— Start of INPUT FOR THIS TASK —
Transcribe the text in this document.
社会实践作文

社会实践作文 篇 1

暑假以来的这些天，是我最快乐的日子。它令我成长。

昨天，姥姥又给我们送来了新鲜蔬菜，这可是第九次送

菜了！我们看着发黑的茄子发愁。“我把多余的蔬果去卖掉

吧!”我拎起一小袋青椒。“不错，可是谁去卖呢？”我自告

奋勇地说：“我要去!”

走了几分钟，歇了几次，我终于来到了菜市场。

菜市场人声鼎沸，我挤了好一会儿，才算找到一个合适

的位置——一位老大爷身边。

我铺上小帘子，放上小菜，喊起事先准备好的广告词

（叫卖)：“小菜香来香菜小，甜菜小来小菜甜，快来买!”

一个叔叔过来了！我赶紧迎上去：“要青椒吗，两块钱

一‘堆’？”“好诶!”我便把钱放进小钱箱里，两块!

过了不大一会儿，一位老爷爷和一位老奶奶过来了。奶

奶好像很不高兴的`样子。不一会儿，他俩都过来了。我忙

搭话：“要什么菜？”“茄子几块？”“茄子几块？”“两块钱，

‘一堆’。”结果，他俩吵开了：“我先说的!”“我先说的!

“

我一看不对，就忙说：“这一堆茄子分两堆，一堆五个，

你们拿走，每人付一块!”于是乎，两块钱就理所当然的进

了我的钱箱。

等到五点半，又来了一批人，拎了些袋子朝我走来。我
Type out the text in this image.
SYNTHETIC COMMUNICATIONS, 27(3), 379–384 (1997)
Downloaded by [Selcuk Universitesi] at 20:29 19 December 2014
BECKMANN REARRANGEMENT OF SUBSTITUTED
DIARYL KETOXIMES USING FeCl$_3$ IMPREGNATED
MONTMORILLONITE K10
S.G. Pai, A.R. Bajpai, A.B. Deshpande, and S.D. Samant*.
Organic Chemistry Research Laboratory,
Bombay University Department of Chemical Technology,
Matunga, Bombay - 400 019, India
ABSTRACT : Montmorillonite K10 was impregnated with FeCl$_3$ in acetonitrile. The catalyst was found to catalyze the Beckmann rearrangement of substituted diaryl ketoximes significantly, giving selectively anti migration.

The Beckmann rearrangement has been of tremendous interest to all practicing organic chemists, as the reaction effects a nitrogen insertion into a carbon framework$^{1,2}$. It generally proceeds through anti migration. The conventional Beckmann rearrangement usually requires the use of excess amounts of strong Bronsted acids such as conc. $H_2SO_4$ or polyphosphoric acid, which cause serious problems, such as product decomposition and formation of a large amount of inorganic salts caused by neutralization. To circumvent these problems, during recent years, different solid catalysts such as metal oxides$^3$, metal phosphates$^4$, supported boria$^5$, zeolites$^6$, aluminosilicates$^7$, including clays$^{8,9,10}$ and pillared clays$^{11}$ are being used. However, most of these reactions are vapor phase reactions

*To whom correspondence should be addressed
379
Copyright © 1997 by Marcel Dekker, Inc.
— End of INPUT FOR THIS TASK —
:: REQUIREMENTS ::
Please output the entries above, every line exactly as it reads.

:: CORRECT ANSWER ::
Transcribe the text in this document.
社会实践作文

社会实践作文 篇 1

暑假以来的这些天，是我最快乐的日子。它令我成长。

昨天，姥姥又给我们送来了新鲜蔬菜，这可是第九次送

菜了！我们看着发黑的茄子发愁。“我把多余的蔬果去卖掉

吧!”我拎起一小袋青椒。“不错，可是谁去卖呢？”我自告

奋勇地说：“我要去!”

走了几分钟，歇了几次，我终于来到了菜市场。

菜市场人声鼎沸，我挤了好一会儿，才算找到一个合适

的位置——一位老大爷身边。

我铺上小帘子，放上小菜，喊起事先准备好的广告词

（叫卖)：“小菜香来香菜小，甜菜小来小菜甜，快来买!”

一个叔叔过来了！我赶紧迎上去：“要青椒吗，两块钱

一‘堆’？”“好诶!”我便把钱放进小钱箱里，两块!

过了不大一会儿，一位老爷爷和一位老奶奶过来了。奶

奶好像很不高兴的`样子。不一会儿，他俩都过来了。我忙

搭话：“要什么菜？”“茄子几块？”“茄子几块？”“两块钱，

‘一堆’。”结果，他俩吵开了：“我先说的!”“我先说的!

“

我一看不对，就忙说：“这一堆茄子分两堆，一堆五个，

你们拿走，每人付一块!”于是乎，两块钱就理所当然的进

了我的钱箱。

等到五点半，又来了一批人，拎了些袋子朝我走来。我
Type out the text in this image.
SYNTHETIC COMMUNICATIONS, 27(3), 379–384 (1997)
Downloaded by [Selcuk Universitesi] at 20:29 19 December 2014
BECKMANN REARRANGEMENT OF SUBSTITUTED
DIARYL KETOXIMES USING FeCl$_3$ IMPREGNATED
MONTMORILLONITE K10
S.G. Pai, A.R. Bajpai, A.B. Deshpande, and S.D. Samant*.
Organic Chemistry Research Laboratory,
Bombay University Department of Chemical Technology,
Matunga, Bombay - 400 019, India
ABSTRACT : Montmorillonite K10 was impregnated with FeCl$_3$ in acetonitrile. The catalyst was found to catalyze the Beckmann rearrangement of substituted diaryl ketoximes significantly, giving selectively anti migration.

The Beckmann rearrangement has been of tremendous interest to all practicing organic chemists, as the reaction effects a nitrogen insertion into a carbon framework$^{1,2}$. It generally proceeds through anti migration. The conventional Beckmann rearrangement usually requires the use of excess amounts of strong Bronsted acids such as conc. $H_2SO_4$ or polyphosphoric acid, which cause serious problems, such as product decomposition and formation of a large amount of inorganic salts caused by neutralization. To circumvent these problems, during recent years, different solid catalysts such as metal oxides$^3$, metal phosphates$^4$, supported boria$^5$, zeolites$^6$, aluminosilicates$^7$, including clays$^{8,9,10}$ and pillared clays$^{11}$ are being used. However, most of these reactions are vapor phase reactions

*To whom correspondence should be addressed
379
Copyright © 1997 by Marcel Dekker, Inc.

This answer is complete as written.